§ Excerpt from a dataset
════════

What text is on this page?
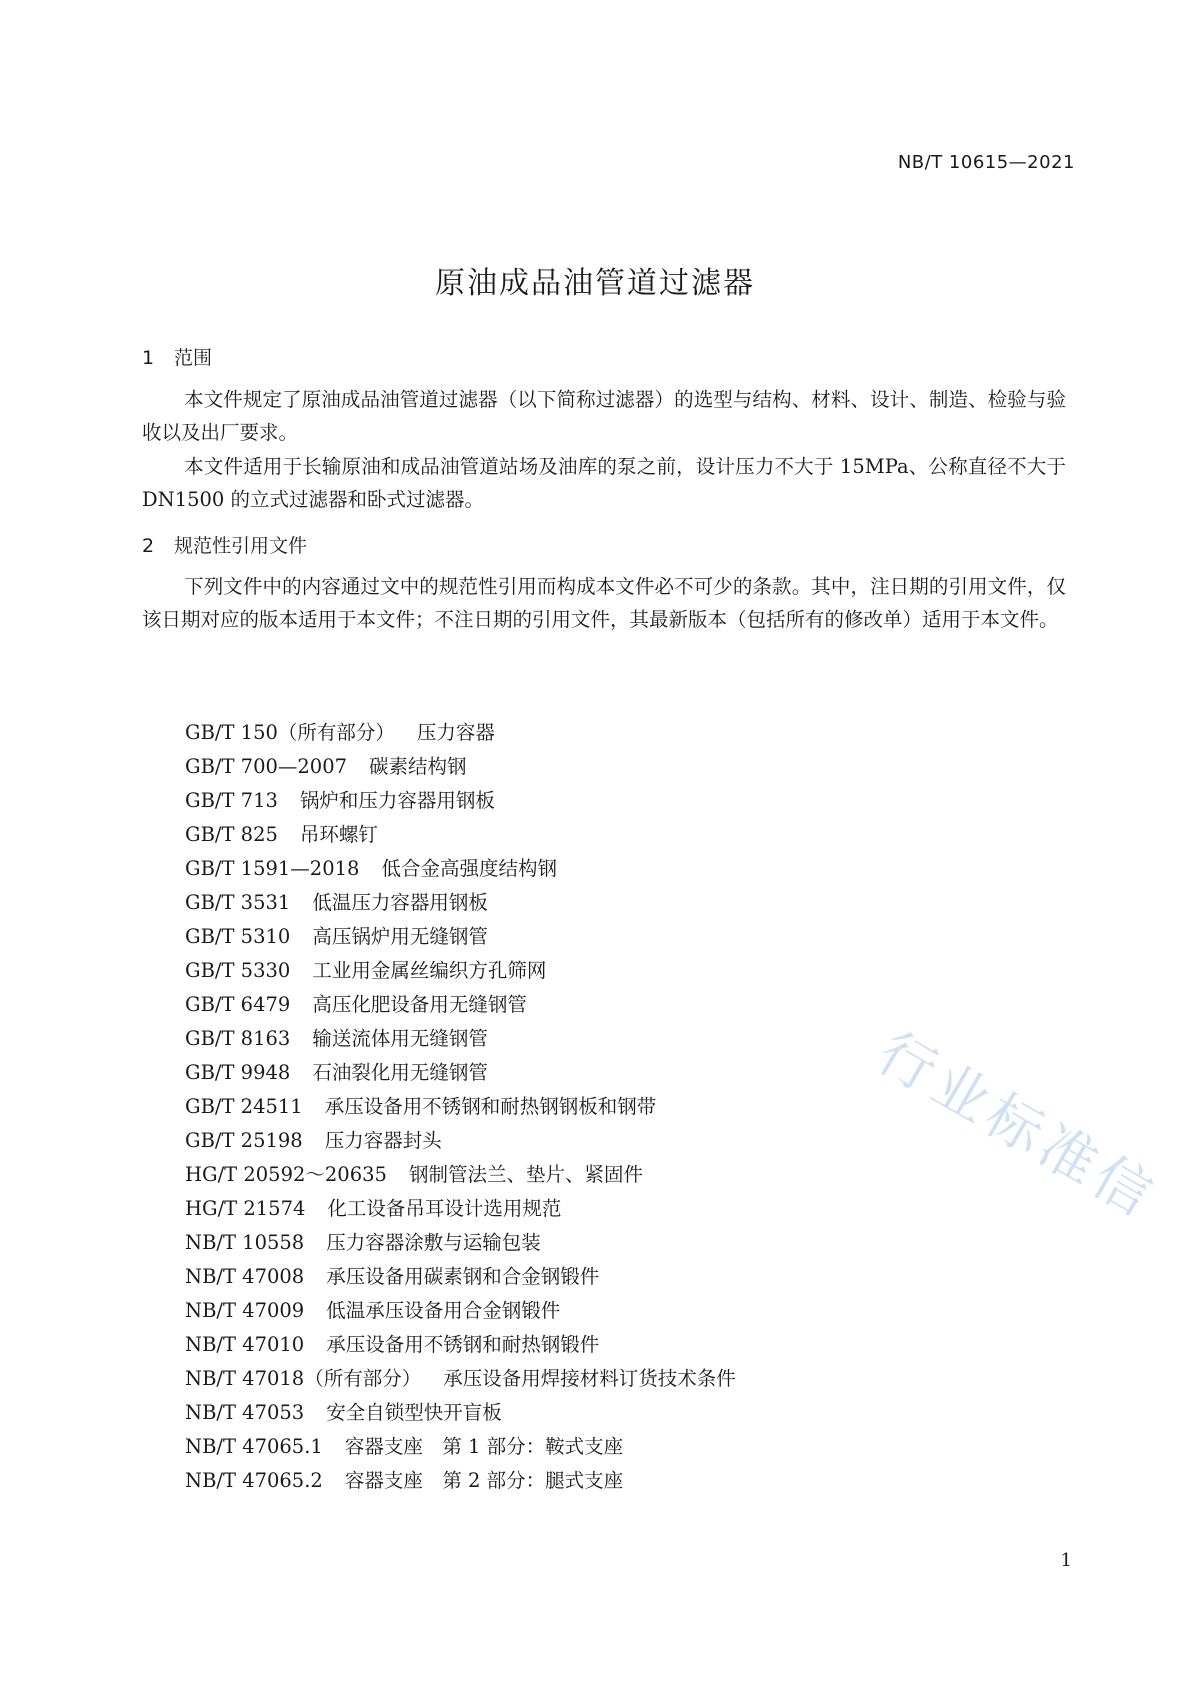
NB/T 10615—2021
原油成品油管道过滤器
1 范围
本文件规定了原油成品油管道过滤器（以下简称过滤器）的选型与结构、材料、设计、制造、检验与验收以及出厂要求。
本文件适用于长输原油和成品油管道站场及油库的泵之前，设计压力不大于 15MPa、公称直径不大于 DN1500 的立式过滤器和卧式过滤器。
2 规范性引用文件
下列文件中的内容通过文中的规范性引用而构成本文件必不可少的条款。其中，注日期的引用文件，仅该日期对应的版本适用于本文件；不注日期的引用文件，其最新版本（包括所有的修改单）适用于本文件。
GB/T 150（所有部分） 压力容器
GB/T 700—2007 碳素结构钢
GB/T 713 锅炉和压力容器用钢板
GB/T 825 吊环螺钉
GB/T 1591—2018 低合金高强度结构钢
GB/T 3531 低温压力容器用钢板
GB/T 5310 高压锅炉用无缝钢管
GB/T 5330 工业用金属丝编织方孔筛网
GB/T 6479 高压化肥设备用无缝钢管
GB/T 8163 输送流体用无缝钢管
GB/T 9948 石油裂化用无缝钢管
GB/T 24511 承压设备用不锈钢和耐热钢钢板和钢带
GB/T 25198 压力容器封头
HG/T 20592～20635 钢制管法兰、垫片、紧固件
HG/T 21574 化工设备吊耳设计选用规范
NB/T 10558 压力容器涂敷与运输包装
NB/T 47008 承压设备用碳素钢和合金钢锻件
NB/T 47009 低温承压设备用合金钢锻件
NB/T 47010 承压设备用不锈钢和耐热钢锻件
NB/T 47018（所有部分） 承压设备用焊接材料订货技术条件
NB/T 47053 安全自锁型快开盲板
NB/T 47065.1 容器支座　第 1 部分：鞍式支座
NB/T 47065.2 容器支座　第 2 部分：腿式支座
行业标准信
1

════════

§ WHAT YOU ARE ASKED TO DO
Your copy of the data above should match it exactly, except that pictures are left out.

§ ANSWER TO THE TASK
What text is on this page?
NB/T 10615—2021
原油成品油管道过滤器
1 范围
本文件规定了原油成品油管道过滤器（以下简称过滤器）的选型与结构、材料、设计、制造、检验与验收以及出厂要求。
本文件适用于长输原油和成品油管道站场及油库的泵之前，设计压力不大于 15MPa、公称直径不大于 DN1500 的立式过滤器和卧式过滤器。
2 规范性引用文件
下列文件中的内容通过文中的规范性引用而构成本文件必不可少的条款。其中，注日期的引用文件，仅该日期对应的版本适用于本文件；不注日期的引用文件，其最新版本（包括所有的修改单）适用于本文件。
GB/T 150（所有部分） 压力容器
GB/T 700—2007 碳素结构钢
GB/T 713 锅炉和压力容器用钢板
GB/T 825 吊环螺钉
GB/T 1591—2018 低合金高强度结构钢
GB/T 3531 低温压力容器用钢板
GB/T 5310 高压锅炉用无缝钢管
GB/T 5330 工业用金属丝编织方孔筛网
GB/T 6479 高压化肥设备用无缝钢管
GB/T 8163 输送流体用无缝钢管
GB/T 9948 石油裂化用无缝钢管
GB/T 24511 承压设备用不锈钢和耐热钢钢板和钢带
GB/T 25198 压力容器封头
HG/T 20592～20635 钢制管法兰、垫片、紧固件
HG/T 21574 化工设备吊耳设计选用规范
NB/T 10558 压力容器涂敷与运输包装
NB/T 47008 承压设备用碳素钢和合金钢锻件
NB/T 47009 低温承压设备用合金钢锻件
NB/T 47010 承压设备用不锈钢和耐热钢锻件
NB/T 47018（所有部分） 承压设备用焊接材料订货技术条件
NB/T 47053 安全自锁型快开盲板
NB/T 47065.1 容器支座　第 1 部分：鞍式支座
NB/T 47065.2 容器支座　第 2 部分：腿式支座
行业标准信
1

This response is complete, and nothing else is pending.